* _Task description_
Copy out the records verbatim, everything from their first line down to the line that contains "bing-label: Microsoft Bing", with both of those lines included.

* _Given records_
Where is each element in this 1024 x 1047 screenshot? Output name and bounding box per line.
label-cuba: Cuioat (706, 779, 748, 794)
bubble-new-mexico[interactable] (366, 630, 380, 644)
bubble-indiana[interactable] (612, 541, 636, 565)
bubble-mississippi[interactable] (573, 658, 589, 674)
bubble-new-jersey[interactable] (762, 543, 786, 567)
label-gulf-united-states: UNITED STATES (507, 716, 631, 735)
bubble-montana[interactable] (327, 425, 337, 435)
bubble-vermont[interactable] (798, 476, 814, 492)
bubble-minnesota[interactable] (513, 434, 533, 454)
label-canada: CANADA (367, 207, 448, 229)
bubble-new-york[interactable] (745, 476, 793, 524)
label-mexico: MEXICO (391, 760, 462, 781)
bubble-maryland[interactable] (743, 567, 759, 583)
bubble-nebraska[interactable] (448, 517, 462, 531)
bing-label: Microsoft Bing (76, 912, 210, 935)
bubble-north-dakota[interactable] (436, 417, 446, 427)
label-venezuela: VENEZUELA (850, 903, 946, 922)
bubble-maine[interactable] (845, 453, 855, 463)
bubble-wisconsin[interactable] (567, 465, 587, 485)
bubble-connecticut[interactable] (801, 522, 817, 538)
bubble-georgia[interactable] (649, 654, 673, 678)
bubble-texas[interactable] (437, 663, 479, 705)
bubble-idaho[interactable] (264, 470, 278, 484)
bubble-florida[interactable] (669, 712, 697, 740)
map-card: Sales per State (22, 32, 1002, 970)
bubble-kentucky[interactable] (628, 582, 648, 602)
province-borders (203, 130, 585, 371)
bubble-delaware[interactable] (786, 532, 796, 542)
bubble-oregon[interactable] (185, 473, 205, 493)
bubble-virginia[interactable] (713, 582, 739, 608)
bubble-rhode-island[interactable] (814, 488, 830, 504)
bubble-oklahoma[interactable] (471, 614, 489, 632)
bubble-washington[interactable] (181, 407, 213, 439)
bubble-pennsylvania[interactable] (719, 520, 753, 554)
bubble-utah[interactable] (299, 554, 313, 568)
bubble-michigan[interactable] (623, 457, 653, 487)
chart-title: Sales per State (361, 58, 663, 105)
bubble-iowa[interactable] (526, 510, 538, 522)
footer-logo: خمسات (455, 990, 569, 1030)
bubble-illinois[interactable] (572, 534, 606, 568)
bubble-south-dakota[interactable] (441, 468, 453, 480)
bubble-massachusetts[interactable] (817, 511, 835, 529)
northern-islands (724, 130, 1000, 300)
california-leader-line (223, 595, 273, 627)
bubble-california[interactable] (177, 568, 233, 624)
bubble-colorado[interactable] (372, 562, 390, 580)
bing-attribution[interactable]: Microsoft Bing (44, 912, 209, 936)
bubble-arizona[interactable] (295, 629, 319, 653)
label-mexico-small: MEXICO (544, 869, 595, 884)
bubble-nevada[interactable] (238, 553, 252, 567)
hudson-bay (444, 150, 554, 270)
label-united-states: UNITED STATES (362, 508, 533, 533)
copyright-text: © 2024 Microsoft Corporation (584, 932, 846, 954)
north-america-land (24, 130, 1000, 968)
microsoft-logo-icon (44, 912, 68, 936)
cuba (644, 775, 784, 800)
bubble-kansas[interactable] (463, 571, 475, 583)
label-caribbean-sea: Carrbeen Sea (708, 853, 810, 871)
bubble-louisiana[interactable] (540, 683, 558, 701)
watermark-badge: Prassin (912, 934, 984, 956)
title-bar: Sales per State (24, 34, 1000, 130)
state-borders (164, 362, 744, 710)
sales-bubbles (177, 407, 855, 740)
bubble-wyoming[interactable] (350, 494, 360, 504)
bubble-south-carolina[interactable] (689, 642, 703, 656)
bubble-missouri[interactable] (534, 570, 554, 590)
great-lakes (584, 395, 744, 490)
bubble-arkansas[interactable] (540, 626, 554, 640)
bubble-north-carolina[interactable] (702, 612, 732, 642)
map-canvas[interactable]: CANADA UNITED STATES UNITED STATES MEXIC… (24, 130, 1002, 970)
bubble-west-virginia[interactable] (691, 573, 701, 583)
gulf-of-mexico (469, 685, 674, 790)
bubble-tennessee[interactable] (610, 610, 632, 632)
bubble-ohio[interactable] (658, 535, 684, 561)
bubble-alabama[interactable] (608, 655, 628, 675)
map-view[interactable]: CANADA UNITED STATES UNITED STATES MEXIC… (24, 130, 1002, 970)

* _Exercise response_
Where is each element in this 1024 x 1047 screenshot? Output name and bounding box per line.
label-cuba: Cuioat (706, 779, 748, 794)
bubble-new-mexico[interactable] (366, 630, 380, 644)
bubble-indiana[interactable] (612, 541, 636, 565)
bubble-mississippi[interactable] (573, 658, 589, 674)
bubble-new-jersey[interactable] (762, 543, 786, 567)
label-gulf-united-states: UNITED STATES (507, 716, 631, 735)
bubble-montana[interactable] (327, 425, 337, 435)
bubble-vermont[interactable] (798, 476, 814, 492)
bubble-minnesota[interactable] (513, 434, 533, 454)
label-canada: CANADA (367, 207, 448, 229)
bubble-new-york[interactable] (745, 476, 793, 524)
label-mexico: MEXICO (391, 760, 462, 781)
bubble-maryland[interactable] (743, 567, 759, 583)
bubble-nebraska[interactable] (448, 517, 462, 531)
bing-label: Microsoft Bing (76, 912, 210, 935)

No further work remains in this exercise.